Goal of the exercise: Reproduce each line bearing the word "Customer".

=== Information given ===

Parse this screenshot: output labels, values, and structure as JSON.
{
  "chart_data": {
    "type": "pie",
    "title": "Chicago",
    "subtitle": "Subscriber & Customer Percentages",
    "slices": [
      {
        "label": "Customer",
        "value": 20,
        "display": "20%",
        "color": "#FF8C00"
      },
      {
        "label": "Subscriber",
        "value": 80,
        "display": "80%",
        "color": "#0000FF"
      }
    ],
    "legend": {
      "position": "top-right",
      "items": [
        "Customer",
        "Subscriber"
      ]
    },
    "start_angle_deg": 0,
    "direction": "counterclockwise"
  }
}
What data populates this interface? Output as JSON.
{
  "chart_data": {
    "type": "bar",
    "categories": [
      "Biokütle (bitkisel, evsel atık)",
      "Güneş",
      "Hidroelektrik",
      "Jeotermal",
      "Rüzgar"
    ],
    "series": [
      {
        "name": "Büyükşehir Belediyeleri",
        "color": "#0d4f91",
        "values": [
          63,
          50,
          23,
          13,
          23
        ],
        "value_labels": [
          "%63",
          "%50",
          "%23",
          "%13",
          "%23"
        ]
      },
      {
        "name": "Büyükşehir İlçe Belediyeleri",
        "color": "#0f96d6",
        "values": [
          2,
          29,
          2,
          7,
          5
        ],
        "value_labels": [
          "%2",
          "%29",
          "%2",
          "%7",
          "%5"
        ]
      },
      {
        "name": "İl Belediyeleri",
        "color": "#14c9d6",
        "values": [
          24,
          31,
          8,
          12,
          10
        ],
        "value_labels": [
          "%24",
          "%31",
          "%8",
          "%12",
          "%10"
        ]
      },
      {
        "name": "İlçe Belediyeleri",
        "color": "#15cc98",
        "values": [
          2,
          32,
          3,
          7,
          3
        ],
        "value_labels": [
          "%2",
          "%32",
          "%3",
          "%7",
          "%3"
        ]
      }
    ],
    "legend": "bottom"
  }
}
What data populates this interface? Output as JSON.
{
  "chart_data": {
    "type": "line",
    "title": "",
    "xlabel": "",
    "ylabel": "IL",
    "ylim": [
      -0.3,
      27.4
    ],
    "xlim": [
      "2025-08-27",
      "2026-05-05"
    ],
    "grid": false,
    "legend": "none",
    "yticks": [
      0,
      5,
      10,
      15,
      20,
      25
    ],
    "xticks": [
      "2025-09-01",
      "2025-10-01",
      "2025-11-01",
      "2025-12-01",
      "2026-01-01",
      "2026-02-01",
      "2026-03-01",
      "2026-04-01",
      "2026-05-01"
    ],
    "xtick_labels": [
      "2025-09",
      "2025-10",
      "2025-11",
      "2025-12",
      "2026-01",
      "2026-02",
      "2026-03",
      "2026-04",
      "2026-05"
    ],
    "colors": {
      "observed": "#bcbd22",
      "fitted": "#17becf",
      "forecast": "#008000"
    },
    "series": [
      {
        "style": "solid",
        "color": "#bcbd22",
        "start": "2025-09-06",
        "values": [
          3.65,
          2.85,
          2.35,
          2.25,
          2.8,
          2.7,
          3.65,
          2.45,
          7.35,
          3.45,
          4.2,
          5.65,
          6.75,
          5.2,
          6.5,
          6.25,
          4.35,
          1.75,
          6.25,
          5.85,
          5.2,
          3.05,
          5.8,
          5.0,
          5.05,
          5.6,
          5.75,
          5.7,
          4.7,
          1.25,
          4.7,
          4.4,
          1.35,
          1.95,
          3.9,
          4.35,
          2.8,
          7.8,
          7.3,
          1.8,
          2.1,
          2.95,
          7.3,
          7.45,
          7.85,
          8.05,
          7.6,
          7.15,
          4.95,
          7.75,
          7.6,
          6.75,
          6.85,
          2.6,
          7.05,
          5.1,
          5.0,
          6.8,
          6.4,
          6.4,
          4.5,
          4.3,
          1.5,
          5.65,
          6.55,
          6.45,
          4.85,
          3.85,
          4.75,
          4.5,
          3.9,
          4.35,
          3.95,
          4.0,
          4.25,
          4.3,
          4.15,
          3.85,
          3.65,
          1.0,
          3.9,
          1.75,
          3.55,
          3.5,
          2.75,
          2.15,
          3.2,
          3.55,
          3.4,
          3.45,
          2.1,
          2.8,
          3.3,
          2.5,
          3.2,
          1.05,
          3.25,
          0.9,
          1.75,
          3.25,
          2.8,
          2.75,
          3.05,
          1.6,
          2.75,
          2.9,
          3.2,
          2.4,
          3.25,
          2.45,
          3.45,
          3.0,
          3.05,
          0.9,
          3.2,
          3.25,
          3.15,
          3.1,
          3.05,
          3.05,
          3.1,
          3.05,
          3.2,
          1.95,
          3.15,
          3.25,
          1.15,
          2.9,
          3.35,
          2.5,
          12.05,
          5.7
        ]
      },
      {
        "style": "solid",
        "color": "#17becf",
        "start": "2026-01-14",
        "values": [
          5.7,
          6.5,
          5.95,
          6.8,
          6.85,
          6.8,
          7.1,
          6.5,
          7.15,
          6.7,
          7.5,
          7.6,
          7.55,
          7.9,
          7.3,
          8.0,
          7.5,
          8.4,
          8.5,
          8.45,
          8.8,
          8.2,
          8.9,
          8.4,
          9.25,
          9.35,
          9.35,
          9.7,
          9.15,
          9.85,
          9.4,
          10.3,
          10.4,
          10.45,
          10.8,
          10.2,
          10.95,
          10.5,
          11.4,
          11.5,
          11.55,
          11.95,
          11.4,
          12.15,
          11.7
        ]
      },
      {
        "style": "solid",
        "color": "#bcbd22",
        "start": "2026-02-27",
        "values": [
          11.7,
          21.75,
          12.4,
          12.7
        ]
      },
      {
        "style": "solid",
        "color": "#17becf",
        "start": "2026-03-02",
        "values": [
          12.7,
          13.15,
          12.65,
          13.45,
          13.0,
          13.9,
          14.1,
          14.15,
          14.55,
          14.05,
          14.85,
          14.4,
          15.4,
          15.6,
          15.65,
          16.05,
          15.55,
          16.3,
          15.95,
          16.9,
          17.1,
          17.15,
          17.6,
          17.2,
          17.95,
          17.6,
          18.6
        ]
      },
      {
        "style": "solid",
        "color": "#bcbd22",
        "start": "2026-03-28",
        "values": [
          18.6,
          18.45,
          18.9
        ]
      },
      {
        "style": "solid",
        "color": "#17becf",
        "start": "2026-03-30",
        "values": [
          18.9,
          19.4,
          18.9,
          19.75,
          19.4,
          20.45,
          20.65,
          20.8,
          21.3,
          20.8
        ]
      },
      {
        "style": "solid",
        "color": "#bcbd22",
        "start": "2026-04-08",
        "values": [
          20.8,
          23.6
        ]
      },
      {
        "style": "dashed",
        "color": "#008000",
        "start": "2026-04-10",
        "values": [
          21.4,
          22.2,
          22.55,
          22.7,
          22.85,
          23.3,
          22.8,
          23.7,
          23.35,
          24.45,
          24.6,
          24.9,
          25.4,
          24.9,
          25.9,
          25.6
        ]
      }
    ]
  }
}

===

Answer:
    "subtitle": "Subscriber & Customer Percentages",
        "label": "Customer",
        "Customer",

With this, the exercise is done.